- [Task instructions]:
Every line of the entries below that includes "åtgärder" belongs in the answer, copied as written.

======== Material for the task

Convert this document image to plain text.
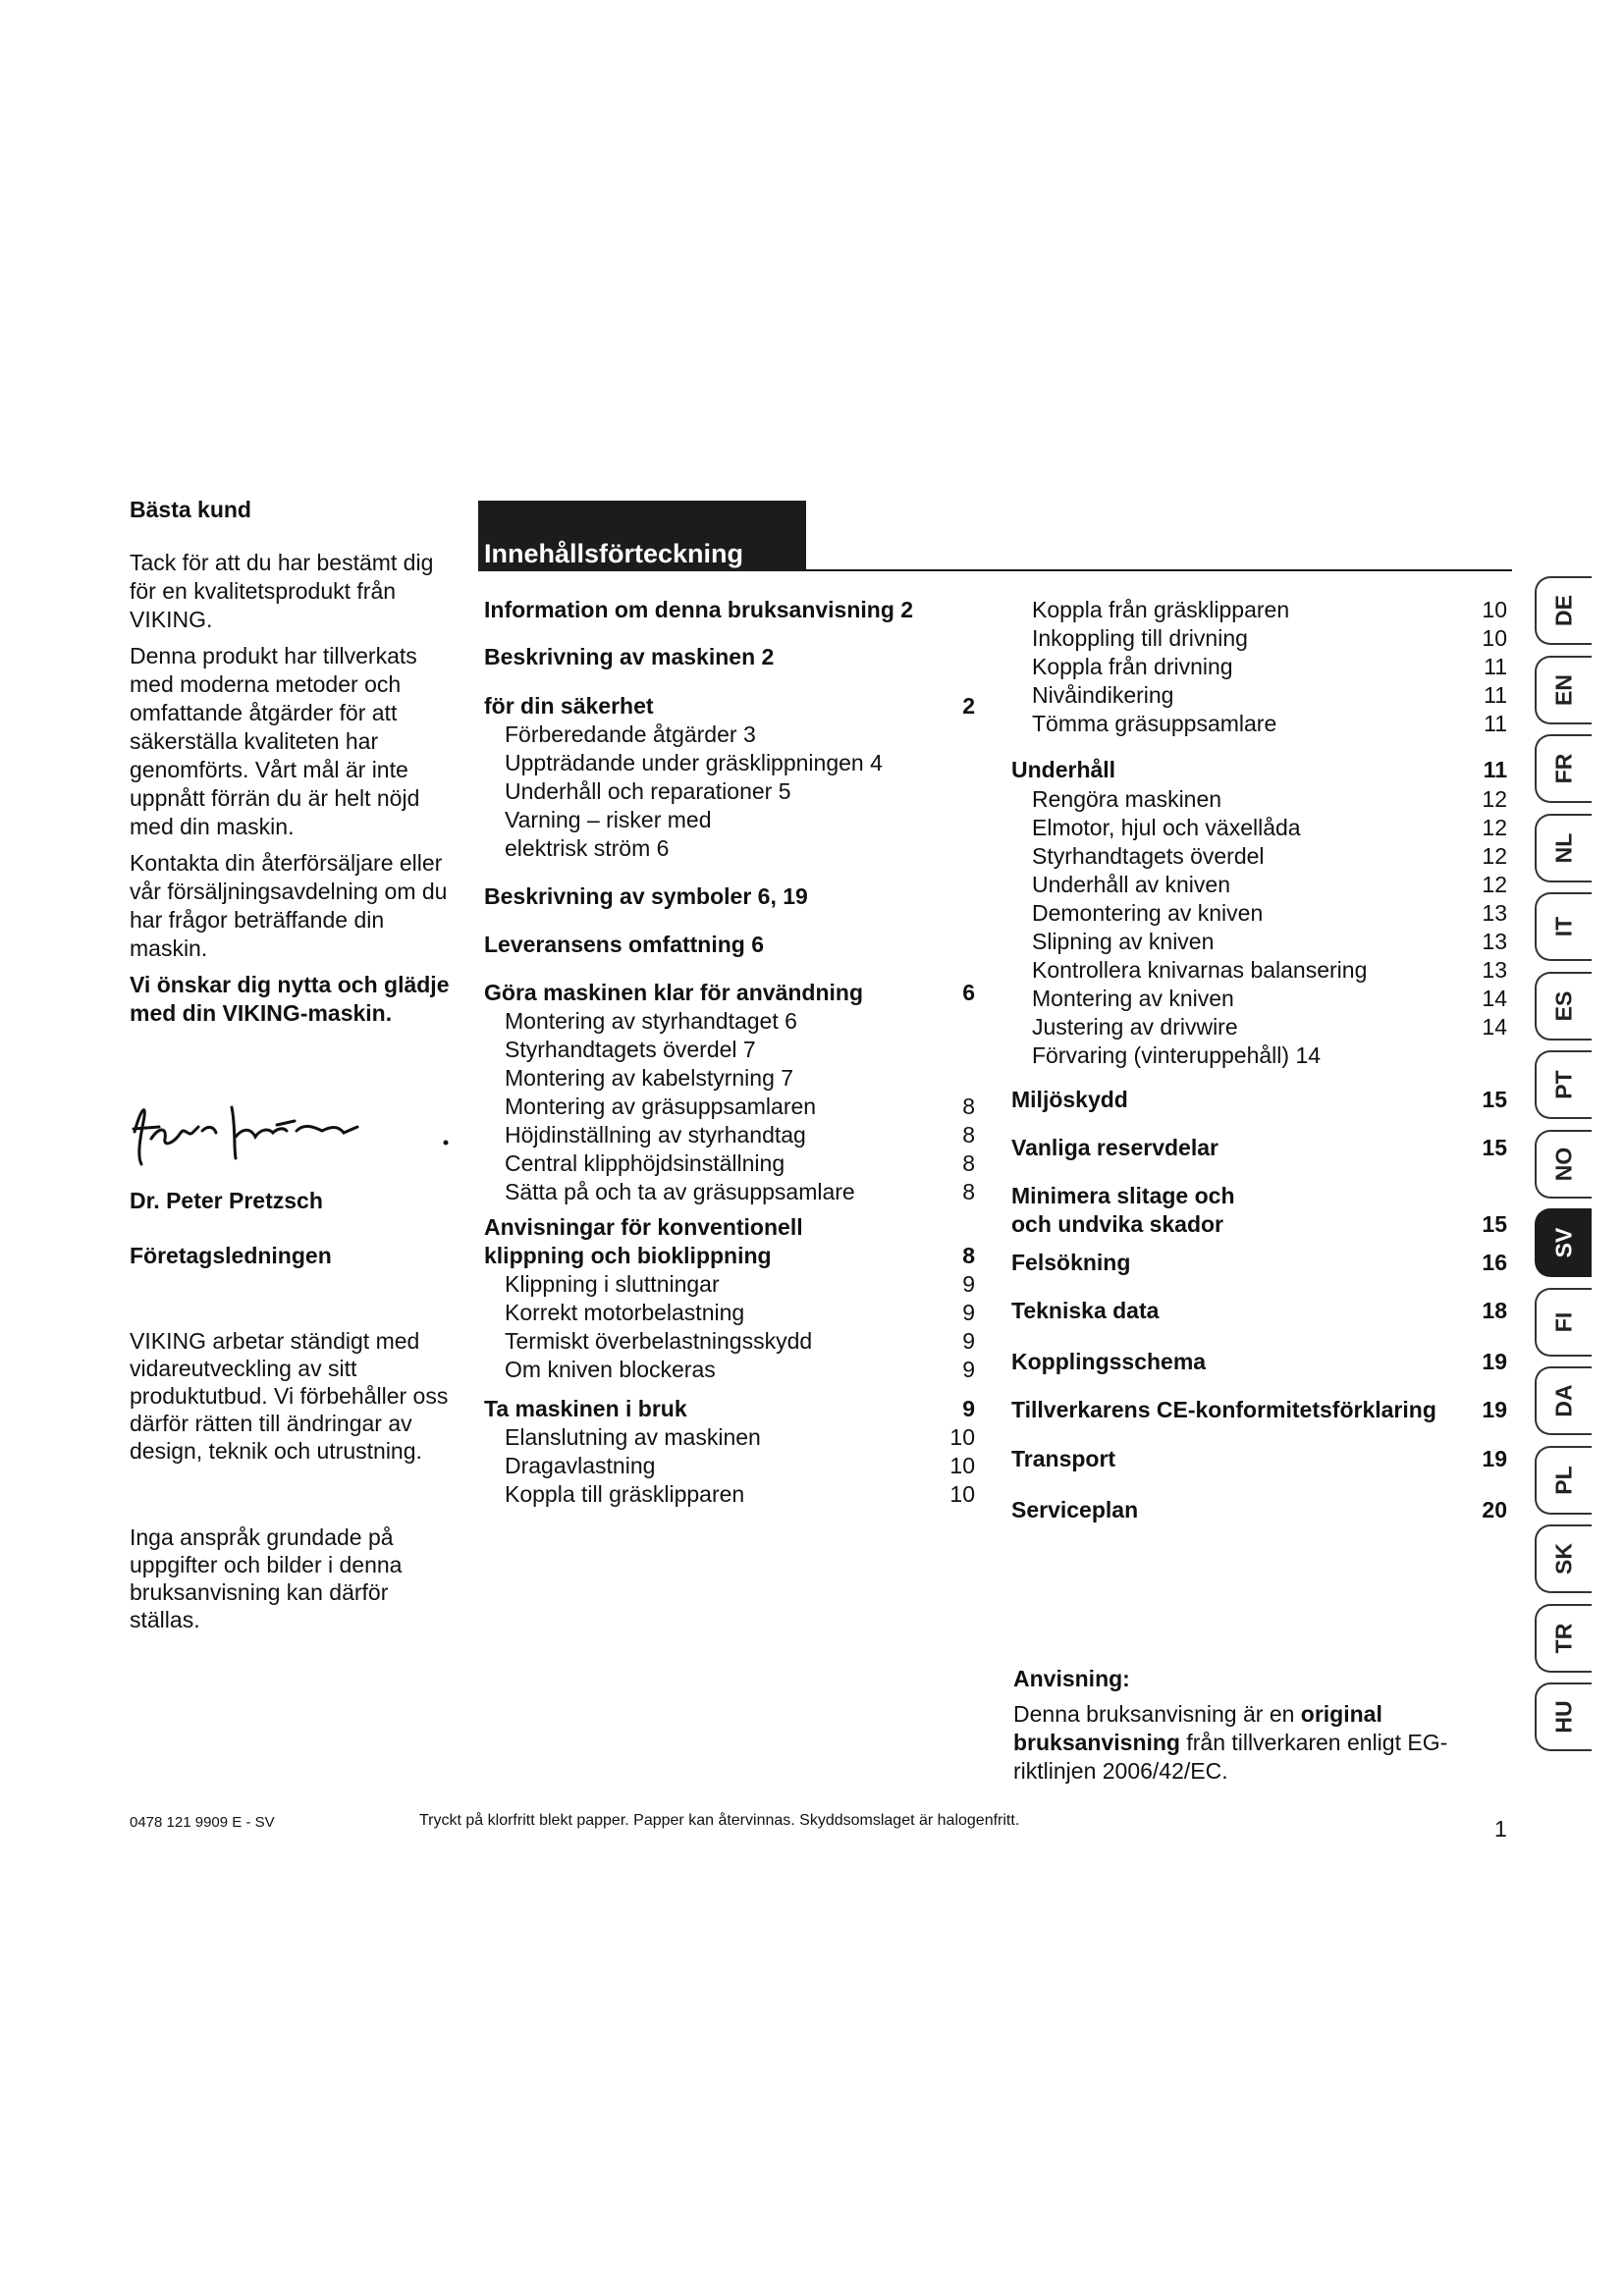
Bästa kund

Tack för att du har bestämt dig för en kvalitetsprodukt från VIKING.

Denna produkt har tillverkats med moderna metoder och omfattande åtgärder för att säkerställa kvaliteten har genomförts. Vårt mål är inte uppnått förrän du är helt nöjd med din maskin.

Kontakta din återförsäljare eller vår försäljningsavdelning om du har frågor beträffande din maskin.

Vi önskar dig nytta och glädje med din VIKING-maskin.

Dr. Peter Pretzsch
Företagsledningen
VIKING arbetar ständigt med vidareutveckling av sitt produktutbud. Vi förbehåller oss därför rätten till ändringar av design, teknik och utrustning.
Inga anspråk grundade på uppgifter och bilder i denna bruksanvisning kan därför ställas.
Innehållsförteckning
Information om denna bruksanvisning 2
Beskrivning av maskinen 2
för din säkerhet	2
Förberedande åtgärder 3
Uppträdande under gräsklippningen 4
Underhåll och reparationer 5
Varning – risker med
elektrisk ström 6
Beskrivning av symboler 6, 19
Leveransens omfattning 6
Göra maskinen klar för användning	6
Montering av styrhandtaget 6
Styrhandtagets överdel 7
Montering av kabelstyrning 7
Montering av gräsuppsamlaren	8
Höjdinställning av styrhandtag	8
Central klipphöjdsinställning	8
Sätta på och ta av gräsuppsamlare	8
Anvisningar för konventionell
klippning och bioklippning	8
Klippning i sluttningar	9
Korrekt motorbelastning	9
Termiskt överbelastningsskydd	9
Om kniven blockeras	9
Ta maskinen i bruk	9
Elanslutning av maskinen	10
Dragavlastning	10
Koppla till gräsklipparen	10
Koppla från gräsklipparen	10
Inkoppling till drivning	10
Koppla från drivning	11
Nivåindikering	11
Tömma gräsuppsamlare	11
Underhåll	11
Rengöra maskinen	12
Elmotor, hjul och växellåda	12
Styrhandtagets överdel	12
Underhåll av kniven	12
Demontering av kniven	13
Slipning av kniven	13
Kontrollera knivarnas balansering	13
Montering av kniven	14
Justering av drivwire	14
Förvaring (vinteruppehåll) 14
Miljöskydd	15
Vanliga reservdelar	15
Minimera slitage och
och undvika skador	15
Felsökning	16
Tekniska data	18
Kopplingsschema	19
Tillverkarens CE-konformitetsförklaring 19
Transport	19
Serviceplan	20
DE
EN
FR
NL
IT
ES
PT
NO
SV
FI
DA
PL
SK
TR
HU
Anvisning:
Denna bruksanvisning är en original bruksanvisning från tillverkaren enligt EG-riktlinjen 2006/42/EC.
0478 121 9909 E - SV	Tryckt på klorfritt blekt papper. Papper kan återvinnas. Skyddsomslaget är halogenfritt.	1
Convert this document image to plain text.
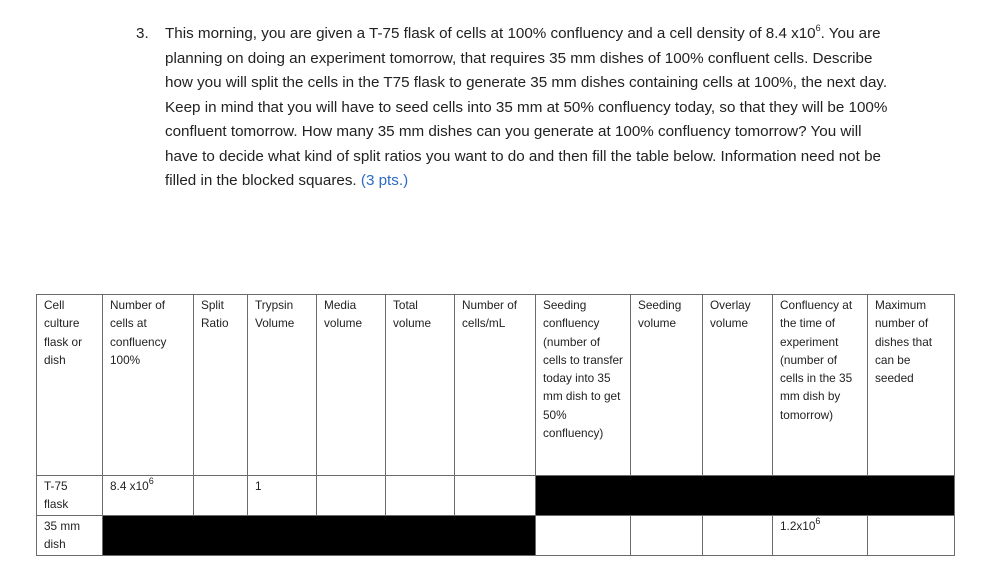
3. This morning, you are given a T-75 flask of cells at 100% confluency and a cell density of 8.4 $x10^6$. You are planning on doing an experiment tomorrow, that requires 35 mm dishes of 100% confluent cells. Describe how you will split the cells in the T75 flask to generate 35 mm dishes containing cells at 100%, the next day. Keep in mind that you will have to seed cells into 35 mm at 50% confluency today, so that they will be 100% confluent tomorrow. How many 35 mm dishes can you generate at 100% confluency tomorrow? You will have to decide what kind of split ratios you want to do and then fill the table below. Information need not be filled in the blocked squares. (3 pts.)

Cell culture flask or dish	Number of cells at confluency 100%	Split Ratio	Trypsin Volume	Media volume	Total volume	Number of cells/mL	Seeding confluency (number of cells to transfer today into 35 mm dish to get 50% confluency)	Seeding volume	Overlay volume	Confluency at the time of experiment (number of cells in the 35 mm dish by tomorrow)	Maximum number of dishes that can be seeded
T-75 flask	8.4 $x10^6$		1								
35 mm dish										$1.2x10^6$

================

- [Your solution]:
Denna produkt har tillverkats med moderna metoder och omfattande åtgärder för att säkerställa kvaliteten har genomförts. Vårt mål är inte uppnått förrän du är helt nöjd med din maskin.
Förberedande åtgärder 3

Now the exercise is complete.